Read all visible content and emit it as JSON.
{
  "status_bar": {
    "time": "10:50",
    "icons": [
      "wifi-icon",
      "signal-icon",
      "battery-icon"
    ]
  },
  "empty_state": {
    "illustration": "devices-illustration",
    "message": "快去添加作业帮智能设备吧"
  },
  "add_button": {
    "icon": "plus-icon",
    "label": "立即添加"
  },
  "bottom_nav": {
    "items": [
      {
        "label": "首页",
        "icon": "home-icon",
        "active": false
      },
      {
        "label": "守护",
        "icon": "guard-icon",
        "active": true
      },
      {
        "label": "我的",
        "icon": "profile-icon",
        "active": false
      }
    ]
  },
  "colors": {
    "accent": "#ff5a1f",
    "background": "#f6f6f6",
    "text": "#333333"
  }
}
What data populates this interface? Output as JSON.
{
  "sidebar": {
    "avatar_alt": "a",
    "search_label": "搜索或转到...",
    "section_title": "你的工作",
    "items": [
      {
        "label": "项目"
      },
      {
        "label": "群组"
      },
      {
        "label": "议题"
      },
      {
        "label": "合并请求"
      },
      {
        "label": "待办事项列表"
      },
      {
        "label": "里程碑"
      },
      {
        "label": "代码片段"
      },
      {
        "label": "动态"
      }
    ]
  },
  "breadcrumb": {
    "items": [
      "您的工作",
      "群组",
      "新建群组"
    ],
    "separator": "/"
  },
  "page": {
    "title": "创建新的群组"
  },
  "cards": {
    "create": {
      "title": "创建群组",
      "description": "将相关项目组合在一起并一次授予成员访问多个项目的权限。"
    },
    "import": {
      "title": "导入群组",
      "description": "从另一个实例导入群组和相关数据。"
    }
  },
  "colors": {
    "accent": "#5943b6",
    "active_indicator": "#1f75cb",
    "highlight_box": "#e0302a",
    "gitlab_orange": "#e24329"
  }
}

● ● ● ● ● ● ●

=== TO BE DONE ===
Copy out the lines in which the string "JSON" appears.

=== THE RESULT ===
Read all visible content and emit it as JSON.
What data populates this interface? Output as JSON.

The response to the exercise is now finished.